# frankalicious



## vicegrips.ceo. (Dec 14, 2007)

*here are some pics of the franks that you all want. earnold25 take a look. here they are. tell me if you are still interested.*


----------



## tx_tuff (Jun 16, 2007)

Haven't seen those in awhile. Good pickup, enjoy those babies!


----------



## earnold25-cl (Apr 19, 2007)

yep! :drool:


----------



## SMOKE20 (Apr 26, 2008)

Man those look good


----------



## smokem-cl (Aug 16, 2007)

They do exist!!


----------



## Ceedee (Jun 2, 2006)

Damn those look tasty as hell!!:smoke2:

CD


----------



## Camacho Junior (May 29, 2008)

I want!!!


----------



## doblemaduro (Jun 24, 2007)

Lucky bast***!


----------



## mhlatke (Oct 13, 2007)

You guys are killing me! I thought we were all done w/these and they pop up again - taunting me! :nono: :doh:
Nice score!


----------



## vicegrips.ceo. (Dec 14, 2007)

mhlatke said:


> You guys are killing me! I thought we were all done w/these and they pop up again - taunting me! :nono: :doh:
> Nice score!


haha! i got these about two weeks ago and am soon to part with them. too bad really.:Cry:


----------



## Patrick B (Nov 5, 2008)

I'd kick my mom in the shin for one of these. I think I have a golf buddy that's going to hook me up next summer when we meet up.


----------



## madoqa (Feb 15, 2008)

I hold 25 sticks yet.
And NOT FOR SALE!!


----------



## smokinj (Jan 16, 2008)

Matty, You pimpin sticks again??:biggrin:


----------



## CHRIS7891011 (Apr 1, 2007)

See thats just bragging right there. sheesh.


----------



## sboyajian (Jun 27, 2008)

Patrick B said:


> I'd kick my mom in the shin for one of these.


Couldn't have said it better myself... they make me wanna leave work now and smoke.


----------



## Mtmouse (Jun 11, 2007)

I'm looking to acquire a fiver to add to my Tat collection, if anyone has some for sale. PM me.


----------



## LkyLindy (Feb 1, 2008)

Pass the mustard


----------



## Doogie (Oct 15, 2007)

i tried to find a box, no luck.


----------



## ibosmiley-cl (Apr 15, 2007)

Any cigar that is my namesake HAS to be good.


----------



## Itsme-Speedy-G (Aug 20, 2007)

Patrick B said:


> I'd kick my mom in the shin for one of these. I think I have a golf buddy that's going to hook me up next summer when we meet up.


I would kick your mom in the shin for one those too.:laugh:


----------



## vicegrips.ceo. (Dec 14, 2007)

lots of shin kicking these days! haha


----------



## vicegrips.ceo. (Dec 14, 2007)

smokinj said:


> Matty, You pimpin sticks again??:biggrin:


times are tight and i have to pay for classes so a quick way to get some more cash is to sell the franks. :frusty:


----------



## Coop D (Oct 19, 2008)

I want a couple, since my broke butt can't afford a full box....


----------



## amateurke (Mar 28, 2008)

Nice haul!! Want to try one of them!! :dribble:


----------



## karmaz00 (Dec 5, 2007)

man thoses look great


----------

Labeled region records

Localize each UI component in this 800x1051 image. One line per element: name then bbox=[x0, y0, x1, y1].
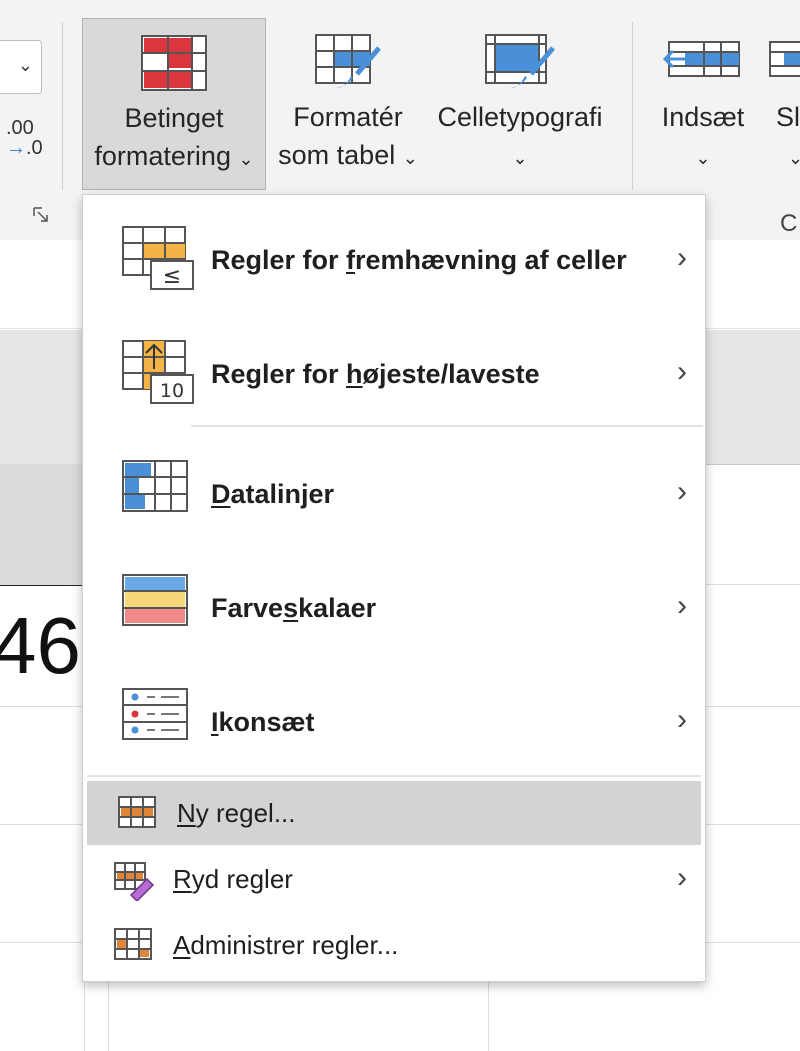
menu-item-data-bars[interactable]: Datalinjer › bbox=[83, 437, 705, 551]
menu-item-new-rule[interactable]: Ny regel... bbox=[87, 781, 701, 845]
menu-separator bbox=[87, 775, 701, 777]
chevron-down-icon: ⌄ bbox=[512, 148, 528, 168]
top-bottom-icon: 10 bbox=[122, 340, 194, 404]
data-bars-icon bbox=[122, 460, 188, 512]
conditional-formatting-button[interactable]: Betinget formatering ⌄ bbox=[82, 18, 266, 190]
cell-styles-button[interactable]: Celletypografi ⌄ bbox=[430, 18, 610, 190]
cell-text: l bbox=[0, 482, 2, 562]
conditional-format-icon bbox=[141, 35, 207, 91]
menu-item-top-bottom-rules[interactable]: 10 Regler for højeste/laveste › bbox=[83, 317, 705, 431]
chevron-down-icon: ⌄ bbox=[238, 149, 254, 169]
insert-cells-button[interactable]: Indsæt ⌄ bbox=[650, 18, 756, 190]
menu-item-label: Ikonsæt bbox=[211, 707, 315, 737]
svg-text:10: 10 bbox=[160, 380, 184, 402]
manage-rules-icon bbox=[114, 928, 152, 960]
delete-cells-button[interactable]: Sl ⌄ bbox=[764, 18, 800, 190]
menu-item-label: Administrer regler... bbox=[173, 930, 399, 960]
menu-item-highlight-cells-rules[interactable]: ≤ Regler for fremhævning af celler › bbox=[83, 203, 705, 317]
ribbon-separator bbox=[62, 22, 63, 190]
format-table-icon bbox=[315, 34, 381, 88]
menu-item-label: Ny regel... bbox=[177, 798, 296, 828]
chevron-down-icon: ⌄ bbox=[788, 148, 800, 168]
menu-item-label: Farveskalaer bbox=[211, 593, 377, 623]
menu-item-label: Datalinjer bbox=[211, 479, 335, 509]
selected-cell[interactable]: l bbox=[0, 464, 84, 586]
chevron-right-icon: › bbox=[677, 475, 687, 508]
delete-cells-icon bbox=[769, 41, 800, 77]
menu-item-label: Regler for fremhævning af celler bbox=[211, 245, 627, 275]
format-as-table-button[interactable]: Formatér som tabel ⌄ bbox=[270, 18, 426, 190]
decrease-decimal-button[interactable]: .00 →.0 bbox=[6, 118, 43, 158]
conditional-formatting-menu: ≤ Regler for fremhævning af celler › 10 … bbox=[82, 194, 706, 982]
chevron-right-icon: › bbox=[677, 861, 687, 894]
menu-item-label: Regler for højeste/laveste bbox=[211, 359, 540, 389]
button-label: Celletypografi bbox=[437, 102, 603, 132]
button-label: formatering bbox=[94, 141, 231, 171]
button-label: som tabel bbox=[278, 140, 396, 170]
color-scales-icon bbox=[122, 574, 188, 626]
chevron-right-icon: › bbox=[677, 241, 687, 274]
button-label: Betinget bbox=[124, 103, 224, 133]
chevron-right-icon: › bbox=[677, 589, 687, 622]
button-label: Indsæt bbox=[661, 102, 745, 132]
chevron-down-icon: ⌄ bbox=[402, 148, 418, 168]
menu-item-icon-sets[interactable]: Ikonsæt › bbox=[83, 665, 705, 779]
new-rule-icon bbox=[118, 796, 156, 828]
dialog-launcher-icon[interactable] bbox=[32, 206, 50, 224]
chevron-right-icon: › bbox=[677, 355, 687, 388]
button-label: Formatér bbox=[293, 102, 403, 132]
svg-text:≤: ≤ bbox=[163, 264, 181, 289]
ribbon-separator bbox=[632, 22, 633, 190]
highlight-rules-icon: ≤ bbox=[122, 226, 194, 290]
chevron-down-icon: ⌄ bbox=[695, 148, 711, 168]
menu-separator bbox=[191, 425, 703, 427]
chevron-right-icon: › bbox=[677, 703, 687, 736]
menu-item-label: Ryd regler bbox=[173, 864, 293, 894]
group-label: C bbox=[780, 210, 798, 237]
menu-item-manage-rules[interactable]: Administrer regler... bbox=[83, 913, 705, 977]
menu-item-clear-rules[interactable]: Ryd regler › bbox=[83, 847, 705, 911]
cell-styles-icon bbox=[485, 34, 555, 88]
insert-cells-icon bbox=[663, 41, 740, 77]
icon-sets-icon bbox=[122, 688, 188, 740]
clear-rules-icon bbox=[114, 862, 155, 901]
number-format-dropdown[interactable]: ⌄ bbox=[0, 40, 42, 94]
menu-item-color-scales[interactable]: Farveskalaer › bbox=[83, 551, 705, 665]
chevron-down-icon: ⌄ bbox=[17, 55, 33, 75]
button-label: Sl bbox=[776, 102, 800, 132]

* * *

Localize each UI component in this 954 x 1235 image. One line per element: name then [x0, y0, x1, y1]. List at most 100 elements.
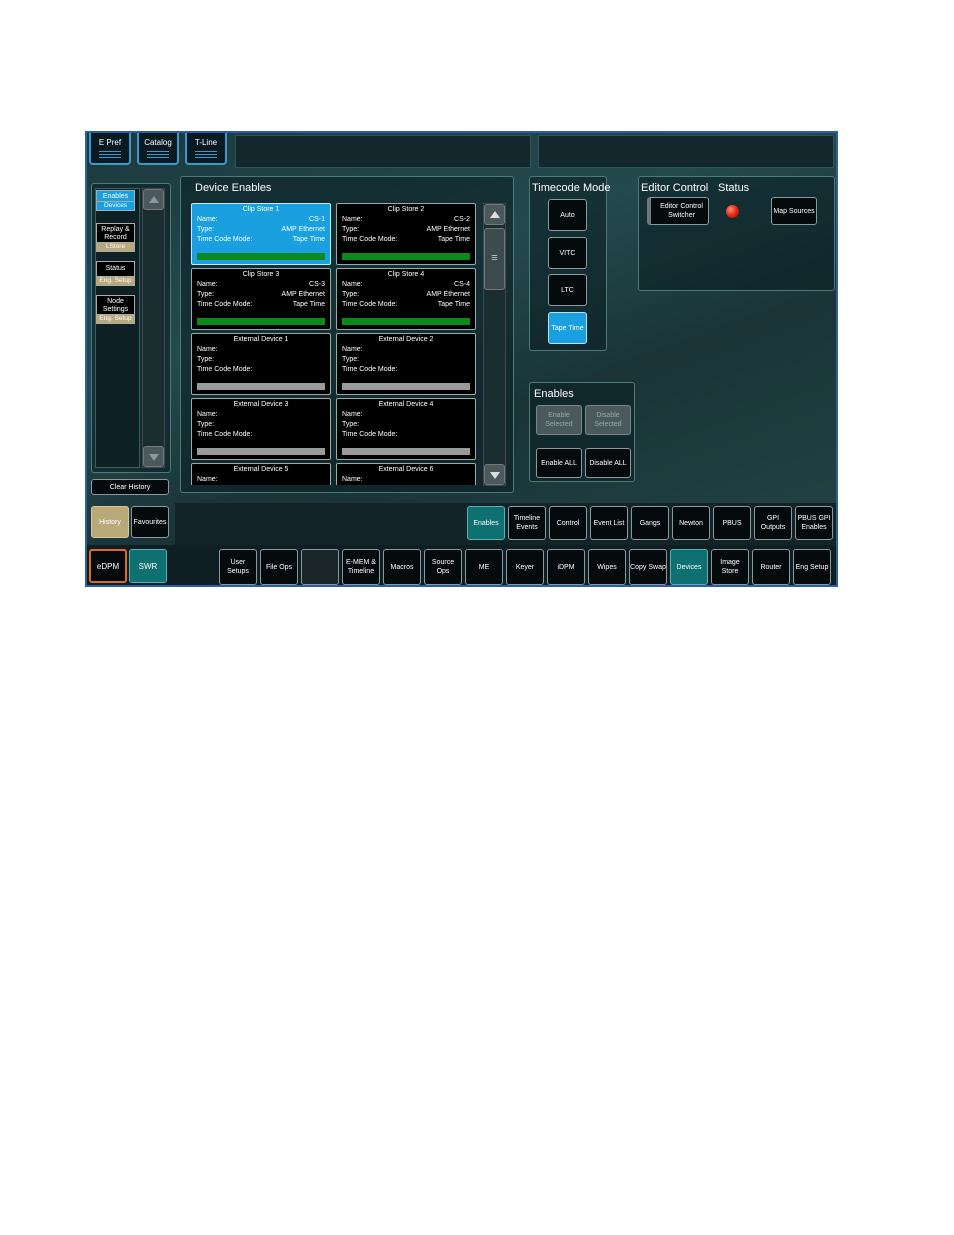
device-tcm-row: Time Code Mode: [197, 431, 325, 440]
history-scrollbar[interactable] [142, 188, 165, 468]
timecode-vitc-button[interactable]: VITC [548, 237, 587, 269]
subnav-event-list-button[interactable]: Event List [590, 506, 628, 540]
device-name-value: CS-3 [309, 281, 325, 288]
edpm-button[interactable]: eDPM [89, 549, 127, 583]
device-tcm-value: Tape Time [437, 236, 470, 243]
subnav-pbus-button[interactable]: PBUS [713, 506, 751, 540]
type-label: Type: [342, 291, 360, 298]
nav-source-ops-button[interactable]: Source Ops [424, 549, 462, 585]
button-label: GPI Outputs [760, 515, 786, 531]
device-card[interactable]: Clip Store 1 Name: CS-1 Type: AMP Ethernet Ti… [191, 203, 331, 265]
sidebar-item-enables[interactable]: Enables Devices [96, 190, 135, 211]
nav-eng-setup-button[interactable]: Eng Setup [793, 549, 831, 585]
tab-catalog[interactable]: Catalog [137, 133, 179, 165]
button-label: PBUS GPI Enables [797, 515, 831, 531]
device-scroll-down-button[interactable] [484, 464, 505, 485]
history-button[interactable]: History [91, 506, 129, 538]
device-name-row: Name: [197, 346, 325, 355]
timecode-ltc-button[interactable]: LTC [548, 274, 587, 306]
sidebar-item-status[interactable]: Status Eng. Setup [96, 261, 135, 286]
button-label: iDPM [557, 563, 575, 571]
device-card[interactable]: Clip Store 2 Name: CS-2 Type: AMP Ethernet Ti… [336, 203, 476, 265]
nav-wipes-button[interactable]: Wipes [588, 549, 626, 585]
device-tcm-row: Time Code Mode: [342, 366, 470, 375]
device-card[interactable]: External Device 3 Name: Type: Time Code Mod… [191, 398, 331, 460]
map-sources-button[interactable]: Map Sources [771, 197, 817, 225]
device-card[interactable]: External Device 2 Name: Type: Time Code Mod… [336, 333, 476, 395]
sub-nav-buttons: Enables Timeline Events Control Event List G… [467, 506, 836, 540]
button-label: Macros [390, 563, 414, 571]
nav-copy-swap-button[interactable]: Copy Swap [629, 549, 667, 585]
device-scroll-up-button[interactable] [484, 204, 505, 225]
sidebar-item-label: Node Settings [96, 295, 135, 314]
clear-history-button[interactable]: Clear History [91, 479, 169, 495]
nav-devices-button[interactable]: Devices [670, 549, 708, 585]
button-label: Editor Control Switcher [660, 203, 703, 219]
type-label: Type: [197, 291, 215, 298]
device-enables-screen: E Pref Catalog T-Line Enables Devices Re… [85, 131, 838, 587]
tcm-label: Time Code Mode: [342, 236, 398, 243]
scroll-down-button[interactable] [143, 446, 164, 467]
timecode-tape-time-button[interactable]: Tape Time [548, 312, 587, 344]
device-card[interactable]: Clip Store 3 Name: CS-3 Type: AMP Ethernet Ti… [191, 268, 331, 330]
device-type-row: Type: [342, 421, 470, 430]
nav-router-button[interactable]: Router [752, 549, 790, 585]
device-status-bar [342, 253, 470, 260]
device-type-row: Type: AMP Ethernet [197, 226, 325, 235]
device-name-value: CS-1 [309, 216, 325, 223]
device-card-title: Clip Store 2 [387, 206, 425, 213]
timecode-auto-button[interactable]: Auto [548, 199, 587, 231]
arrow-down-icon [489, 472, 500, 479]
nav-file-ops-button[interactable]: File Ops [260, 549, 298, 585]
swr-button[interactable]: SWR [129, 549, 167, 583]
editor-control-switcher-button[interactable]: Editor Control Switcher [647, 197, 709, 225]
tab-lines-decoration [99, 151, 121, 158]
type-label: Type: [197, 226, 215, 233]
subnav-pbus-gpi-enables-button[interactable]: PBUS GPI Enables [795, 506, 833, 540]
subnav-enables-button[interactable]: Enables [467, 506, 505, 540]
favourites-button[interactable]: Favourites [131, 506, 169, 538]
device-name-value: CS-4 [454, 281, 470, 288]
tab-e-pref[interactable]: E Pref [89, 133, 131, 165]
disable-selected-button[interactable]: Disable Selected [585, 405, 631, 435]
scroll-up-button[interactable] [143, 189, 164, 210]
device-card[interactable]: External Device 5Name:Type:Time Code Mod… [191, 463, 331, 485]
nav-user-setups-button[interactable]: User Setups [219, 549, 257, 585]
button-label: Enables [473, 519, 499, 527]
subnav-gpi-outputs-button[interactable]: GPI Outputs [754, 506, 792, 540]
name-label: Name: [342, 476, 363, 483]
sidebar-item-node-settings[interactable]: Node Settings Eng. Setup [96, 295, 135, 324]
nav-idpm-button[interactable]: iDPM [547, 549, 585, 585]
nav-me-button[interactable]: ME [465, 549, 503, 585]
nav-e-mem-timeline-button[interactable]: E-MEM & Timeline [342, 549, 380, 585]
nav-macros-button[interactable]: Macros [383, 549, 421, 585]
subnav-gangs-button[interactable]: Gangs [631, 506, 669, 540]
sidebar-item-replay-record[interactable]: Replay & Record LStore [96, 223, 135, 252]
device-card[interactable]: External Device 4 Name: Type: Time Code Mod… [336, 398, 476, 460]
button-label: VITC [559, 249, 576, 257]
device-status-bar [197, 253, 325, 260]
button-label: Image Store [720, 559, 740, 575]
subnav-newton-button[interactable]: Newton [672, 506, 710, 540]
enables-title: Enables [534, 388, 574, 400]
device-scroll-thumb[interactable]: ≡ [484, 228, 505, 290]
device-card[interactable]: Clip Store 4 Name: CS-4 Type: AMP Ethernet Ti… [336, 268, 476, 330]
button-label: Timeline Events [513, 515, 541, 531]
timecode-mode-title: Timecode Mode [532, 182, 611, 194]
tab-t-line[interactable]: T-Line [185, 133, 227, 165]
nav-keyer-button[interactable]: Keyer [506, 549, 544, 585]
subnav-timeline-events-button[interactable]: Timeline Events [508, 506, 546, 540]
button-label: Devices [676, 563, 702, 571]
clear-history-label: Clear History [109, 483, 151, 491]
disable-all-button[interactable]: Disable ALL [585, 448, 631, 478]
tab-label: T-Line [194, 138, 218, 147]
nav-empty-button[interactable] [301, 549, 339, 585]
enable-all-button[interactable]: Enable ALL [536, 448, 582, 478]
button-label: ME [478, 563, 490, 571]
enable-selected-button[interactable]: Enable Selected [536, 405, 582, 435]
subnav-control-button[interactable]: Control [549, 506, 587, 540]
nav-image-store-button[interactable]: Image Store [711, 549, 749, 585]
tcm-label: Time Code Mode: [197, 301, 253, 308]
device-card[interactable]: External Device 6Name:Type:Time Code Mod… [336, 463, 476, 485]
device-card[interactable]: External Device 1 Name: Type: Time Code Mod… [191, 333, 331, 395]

■ **Tasks to carry out**:
**A)** Can you duplicate the part of the forum thread between "## Patrick B" and "25 sticks yet.", inclusive?
**B)** Could you edit the records between the lines holding "menu-item-data-bars[interactable]: Datalinjer ›" and "delete-cells-button[interactable]: Sl ⌄", inclusive, so that "Datalinjer" becomes "Databjælker" and nothing else changes? Return only those lines.
The forum thread and the records have no connection to each other.

■ **Answers for this exercise**:
**A)**
## Patrick B (Nov 5, 2008)

I'd kick my mom in the shin for one of these. I think I have a golf buddy that's going to hook me up next summer when we meet up.


----------



## madoqa (Feb 15, 2008)

I hold 25 sticks yet.

**B)**
menu-item-data-bars[interactable]: Databjælker › bbox=[83, 437, 705, 551]
menu-item-new-rule[interactable]: Ny regel... bbox=[87, 781, 701, 845]
menu-separator bbox=[87, 775, 701, 777]
chevron-down-icon: ⌄ bbox=[512, 148, 528, 168]
top-bottom-icon: 10 bbox=[122, 340, 194, 404]
data-bars-icon bbox=[122, 460, 188, 512]
conditional-formatting-button[interactable]: Betinget formatering ⌄ bbox=[82, 18, 266, 190]
cell-styles-button[interactable]: Celletypografi ⌄ bbox=[430, 18, 610, 190]
cell-text: l bbox=[0, 482, 2, 562]
conditional-format-icon bbox=[141, 35, 207, 91]
menu-item-top-bottom-rules[interactable]: 10 Regler for højeste/laveste › bbox=[83, 317, 705, 431]
chevron-down-icon: ⌄ bbox=[238, 149, 254, 169]
insert-cells-button[interactable]: Indsæt ⌄ bbox=[650, 18, 756, 190]
menu-item-label: Ikonsæt bbox=[211, 707, 315, 737]
svg-text:10: 10 bbox=[160, 380, 184, 402]
manage-rules-icon bbox=[114, 928, 152, 960]
delete-cells-button[interactable]: Sl ⌄ bbox=[764, 18, 800, 190]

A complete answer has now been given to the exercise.